— START OF Supplied information —
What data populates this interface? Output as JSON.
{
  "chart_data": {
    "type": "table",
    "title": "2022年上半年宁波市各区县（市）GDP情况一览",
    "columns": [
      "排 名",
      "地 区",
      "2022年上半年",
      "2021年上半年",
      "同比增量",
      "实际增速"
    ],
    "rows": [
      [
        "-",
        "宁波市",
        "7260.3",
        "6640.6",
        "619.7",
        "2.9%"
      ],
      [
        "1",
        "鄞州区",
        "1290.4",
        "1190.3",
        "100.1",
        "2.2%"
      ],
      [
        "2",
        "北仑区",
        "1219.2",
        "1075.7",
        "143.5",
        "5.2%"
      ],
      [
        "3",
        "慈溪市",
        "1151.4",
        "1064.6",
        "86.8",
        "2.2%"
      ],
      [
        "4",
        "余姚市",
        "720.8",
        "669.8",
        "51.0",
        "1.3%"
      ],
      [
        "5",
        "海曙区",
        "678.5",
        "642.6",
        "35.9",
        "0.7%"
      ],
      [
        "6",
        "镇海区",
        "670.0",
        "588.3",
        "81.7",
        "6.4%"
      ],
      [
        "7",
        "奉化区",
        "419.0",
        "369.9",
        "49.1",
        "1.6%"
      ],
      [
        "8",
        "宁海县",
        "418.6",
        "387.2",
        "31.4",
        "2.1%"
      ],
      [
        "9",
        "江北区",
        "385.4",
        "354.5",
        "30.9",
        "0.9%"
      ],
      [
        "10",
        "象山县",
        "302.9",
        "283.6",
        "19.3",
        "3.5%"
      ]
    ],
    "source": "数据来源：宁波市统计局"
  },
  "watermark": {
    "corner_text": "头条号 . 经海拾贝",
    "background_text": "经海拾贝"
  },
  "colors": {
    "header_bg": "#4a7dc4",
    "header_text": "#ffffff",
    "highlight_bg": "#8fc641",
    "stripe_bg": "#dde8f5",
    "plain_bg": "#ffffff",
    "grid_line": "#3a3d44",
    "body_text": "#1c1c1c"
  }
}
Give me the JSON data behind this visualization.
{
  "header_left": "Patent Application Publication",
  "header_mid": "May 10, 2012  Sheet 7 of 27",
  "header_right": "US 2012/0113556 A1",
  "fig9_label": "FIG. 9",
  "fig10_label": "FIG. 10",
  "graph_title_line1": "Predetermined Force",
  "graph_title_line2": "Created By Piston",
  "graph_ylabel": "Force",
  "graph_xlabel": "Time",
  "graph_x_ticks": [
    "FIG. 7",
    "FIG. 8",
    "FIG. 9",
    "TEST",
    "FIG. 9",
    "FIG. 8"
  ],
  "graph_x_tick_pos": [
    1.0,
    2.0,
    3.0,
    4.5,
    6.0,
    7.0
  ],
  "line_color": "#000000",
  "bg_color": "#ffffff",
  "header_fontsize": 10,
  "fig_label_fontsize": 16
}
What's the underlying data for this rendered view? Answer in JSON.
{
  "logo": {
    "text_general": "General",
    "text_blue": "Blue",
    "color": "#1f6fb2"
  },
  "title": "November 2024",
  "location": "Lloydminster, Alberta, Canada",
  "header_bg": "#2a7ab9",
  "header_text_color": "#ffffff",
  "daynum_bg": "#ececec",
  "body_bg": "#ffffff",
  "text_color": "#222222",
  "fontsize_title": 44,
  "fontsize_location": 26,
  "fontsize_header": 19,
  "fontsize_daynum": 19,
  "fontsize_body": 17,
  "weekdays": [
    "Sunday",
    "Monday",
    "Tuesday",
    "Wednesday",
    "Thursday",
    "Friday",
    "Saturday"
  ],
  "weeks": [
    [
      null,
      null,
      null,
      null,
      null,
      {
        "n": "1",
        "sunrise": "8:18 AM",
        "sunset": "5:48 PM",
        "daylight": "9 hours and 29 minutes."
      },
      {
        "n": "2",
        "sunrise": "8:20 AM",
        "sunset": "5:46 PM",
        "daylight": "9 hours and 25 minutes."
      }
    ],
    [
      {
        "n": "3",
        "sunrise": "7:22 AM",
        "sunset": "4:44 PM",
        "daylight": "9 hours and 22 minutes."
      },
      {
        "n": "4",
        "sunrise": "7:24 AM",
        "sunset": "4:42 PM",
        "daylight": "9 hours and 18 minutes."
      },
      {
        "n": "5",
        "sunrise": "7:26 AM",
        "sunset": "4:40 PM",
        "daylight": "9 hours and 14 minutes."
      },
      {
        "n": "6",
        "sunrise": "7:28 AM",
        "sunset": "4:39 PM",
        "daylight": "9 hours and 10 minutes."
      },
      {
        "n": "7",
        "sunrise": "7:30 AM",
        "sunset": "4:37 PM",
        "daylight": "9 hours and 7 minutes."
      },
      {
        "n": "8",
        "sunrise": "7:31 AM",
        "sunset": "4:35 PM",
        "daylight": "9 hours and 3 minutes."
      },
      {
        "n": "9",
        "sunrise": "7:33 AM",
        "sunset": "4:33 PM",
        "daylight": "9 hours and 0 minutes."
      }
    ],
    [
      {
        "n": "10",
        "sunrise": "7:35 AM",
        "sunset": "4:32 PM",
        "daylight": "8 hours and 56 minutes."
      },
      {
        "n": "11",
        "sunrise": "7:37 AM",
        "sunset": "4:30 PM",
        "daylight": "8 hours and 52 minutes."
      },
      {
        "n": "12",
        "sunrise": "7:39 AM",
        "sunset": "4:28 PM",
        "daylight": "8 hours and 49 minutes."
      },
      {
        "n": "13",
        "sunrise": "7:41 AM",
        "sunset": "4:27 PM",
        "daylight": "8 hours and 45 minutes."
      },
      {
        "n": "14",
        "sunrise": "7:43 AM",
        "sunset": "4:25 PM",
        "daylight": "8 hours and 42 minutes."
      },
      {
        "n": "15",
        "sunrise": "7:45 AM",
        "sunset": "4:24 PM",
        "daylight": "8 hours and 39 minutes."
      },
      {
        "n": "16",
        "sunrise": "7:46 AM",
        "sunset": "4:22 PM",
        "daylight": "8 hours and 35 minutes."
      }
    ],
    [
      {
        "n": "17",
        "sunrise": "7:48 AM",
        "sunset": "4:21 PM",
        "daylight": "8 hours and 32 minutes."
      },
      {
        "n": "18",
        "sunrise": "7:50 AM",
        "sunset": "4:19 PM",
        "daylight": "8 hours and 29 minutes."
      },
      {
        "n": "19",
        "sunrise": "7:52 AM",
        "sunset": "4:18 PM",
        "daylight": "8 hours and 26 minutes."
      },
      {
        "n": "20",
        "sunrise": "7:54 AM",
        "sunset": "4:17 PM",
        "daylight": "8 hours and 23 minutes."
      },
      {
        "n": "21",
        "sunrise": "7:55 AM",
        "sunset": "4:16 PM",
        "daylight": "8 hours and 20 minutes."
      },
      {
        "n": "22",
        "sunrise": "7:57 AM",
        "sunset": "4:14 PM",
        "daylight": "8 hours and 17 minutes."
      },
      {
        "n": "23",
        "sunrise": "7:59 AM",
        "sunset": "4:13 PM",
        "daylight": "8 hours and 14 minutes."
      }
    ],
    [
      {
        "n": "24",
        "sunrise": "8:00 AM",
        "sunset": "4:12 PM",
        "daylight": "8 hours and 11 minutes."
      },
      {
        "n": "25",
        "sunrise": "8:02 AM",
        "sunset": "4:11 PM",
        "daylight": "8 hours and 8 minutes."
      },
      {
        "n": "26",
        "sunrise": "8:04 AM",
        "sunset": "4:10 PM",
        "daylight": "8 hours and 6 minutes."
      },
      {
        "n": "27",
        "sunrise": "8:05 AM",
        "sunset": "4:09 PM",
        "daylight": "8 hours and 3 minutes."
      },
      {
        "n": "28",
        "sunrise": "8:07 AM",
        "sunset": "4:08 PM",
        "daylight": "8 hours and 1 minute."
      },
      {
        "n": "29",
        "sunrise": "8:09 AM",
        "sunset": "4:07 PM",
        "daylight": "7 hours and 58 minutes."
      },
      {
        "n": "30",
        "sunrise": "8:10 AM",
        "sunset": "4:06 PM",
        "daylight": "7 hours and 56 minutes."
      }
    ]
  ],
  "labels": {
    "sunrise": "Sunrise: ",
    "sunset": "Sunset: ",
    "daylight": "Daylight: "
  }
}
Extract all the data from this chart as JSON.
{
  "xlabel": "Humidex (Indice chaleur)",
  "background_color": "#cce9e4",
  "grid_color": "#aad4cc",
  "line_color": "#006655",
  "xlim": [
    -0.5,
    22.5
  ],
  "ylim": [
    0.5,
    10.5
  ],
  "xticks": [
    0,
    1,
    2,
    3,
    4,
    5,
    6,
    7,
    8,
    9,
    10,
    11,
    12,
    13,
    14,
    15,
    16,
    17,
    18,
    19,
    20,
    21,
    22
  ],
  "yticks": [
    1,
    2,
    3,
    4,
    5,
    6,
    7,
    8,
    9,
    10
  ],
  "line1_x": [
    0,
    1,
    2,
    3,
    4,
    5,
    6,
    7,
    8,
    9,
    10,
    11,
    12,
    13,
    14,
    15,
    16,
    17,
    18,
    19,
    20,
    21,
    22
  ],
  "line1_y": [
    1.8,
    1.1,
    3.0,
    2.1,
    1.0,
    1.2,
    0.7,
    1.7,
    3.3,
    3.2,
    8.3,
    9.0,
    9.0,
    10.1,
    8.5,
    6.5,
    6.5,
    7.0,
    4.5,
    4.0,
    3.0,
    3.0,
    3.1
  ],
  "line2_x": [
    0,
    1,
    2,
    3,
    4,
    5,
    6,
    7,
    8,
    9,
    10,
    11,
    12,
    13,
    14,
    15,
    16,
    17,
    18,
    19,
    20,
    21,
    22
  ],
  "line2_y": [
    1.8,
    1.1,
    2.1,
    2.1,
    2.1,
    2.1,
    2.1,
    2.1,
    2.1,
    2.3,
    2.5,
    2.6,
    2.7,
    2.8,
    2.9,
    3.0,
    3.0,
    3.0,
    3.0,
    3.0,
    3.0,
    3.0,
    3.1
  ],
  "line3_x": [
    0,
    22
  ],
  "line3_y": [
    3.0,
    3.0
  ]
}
— END OF Supplied information —
§ **Brief**
Copy every single line of the material above that holds "经海拾贝".

§ **Correct response**
    "corner_text": "头条号 . 经海拾贝",
    "background_text": "经海拾贝"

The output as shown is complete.